### WHAT YOU WILL DO
State only the number of lines that contain the string "icon".

### INPUT DATA
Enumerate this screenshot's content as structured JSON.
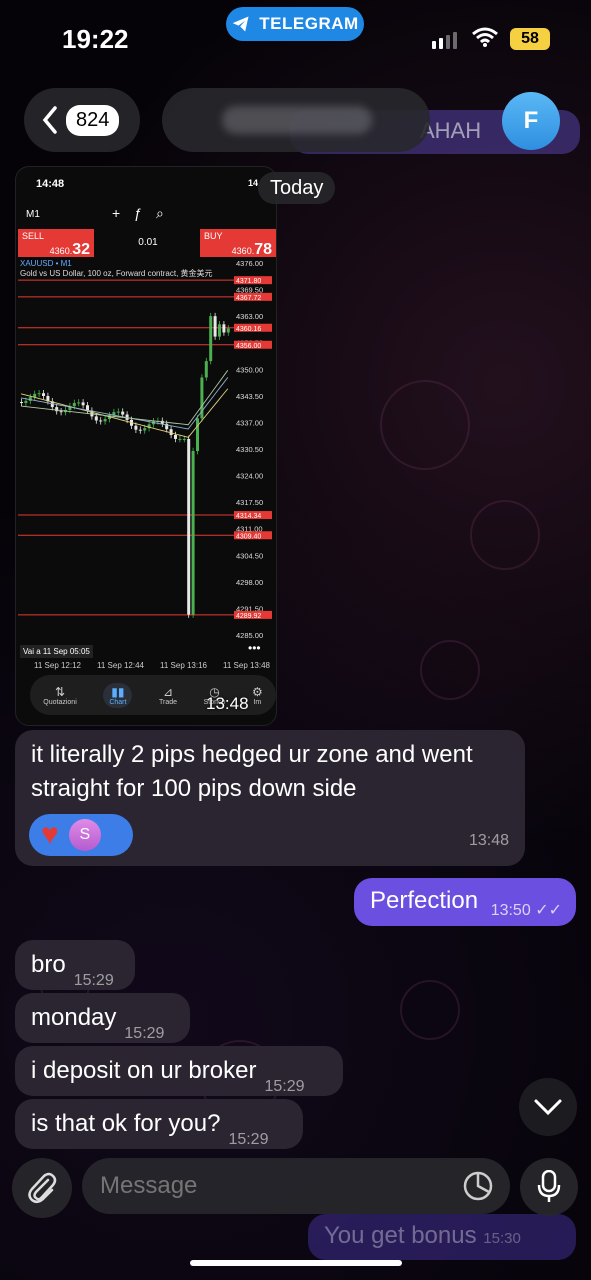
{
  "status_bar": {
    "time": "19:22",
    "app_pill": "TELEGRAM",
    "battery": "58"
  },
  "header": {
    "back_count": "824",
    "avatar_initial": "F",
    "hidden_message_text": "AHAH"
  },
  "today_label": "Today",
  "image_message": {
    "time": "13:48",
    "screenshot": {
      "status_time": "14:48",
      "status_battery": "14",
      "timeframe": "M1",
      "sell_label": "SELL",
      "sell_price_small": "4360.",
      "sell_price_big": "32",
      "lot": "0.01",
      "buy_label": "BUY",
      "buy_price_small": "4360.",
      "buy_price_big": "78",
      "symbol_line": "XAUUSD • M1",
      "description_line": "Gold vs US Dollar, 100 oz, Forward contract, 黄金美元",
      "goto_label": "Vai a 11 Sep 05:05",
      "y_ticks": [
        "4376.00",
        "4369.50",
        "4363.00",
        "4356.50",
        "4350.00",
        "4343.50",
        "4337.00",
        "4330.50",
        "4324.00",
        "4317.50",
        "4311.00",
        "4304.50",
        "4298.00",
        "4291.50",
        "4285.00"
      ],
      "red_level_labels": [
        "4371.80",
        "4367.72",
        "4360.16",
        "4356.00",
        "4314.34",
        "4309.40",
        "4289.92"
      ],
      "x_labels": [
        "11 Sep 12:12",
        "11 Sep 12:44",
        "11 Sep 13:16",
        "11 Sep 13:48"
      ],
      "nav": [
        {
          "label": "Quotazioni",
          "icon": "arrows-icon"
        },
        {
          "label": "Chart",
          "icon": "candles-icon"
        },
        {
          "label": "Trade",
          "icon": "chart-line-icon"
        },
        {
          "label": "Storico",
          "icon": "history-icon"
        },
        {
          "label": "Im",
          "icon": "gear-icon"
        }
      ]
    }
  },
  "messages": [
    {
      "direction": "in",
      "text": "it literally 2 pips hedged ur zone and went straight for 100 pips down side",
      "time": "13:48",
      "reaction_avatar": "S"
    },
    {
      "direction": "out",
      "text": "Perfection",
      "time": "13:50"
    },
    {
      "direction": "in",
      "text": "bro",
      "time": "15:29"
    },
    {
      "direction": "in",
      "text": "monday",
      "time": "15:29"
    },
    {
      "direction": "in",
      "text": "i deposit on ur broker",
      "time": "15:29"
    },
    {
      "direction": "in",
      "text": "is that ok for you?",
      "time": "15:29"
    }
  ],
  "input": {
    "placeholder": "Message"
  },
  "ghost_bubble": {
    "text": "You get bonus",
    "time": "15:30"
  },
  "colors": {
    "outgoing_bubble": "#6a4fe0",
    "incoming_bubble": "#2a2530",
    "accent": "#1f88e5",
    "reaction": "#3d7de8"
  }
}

### ANSWER TO THIS PROBLEM
5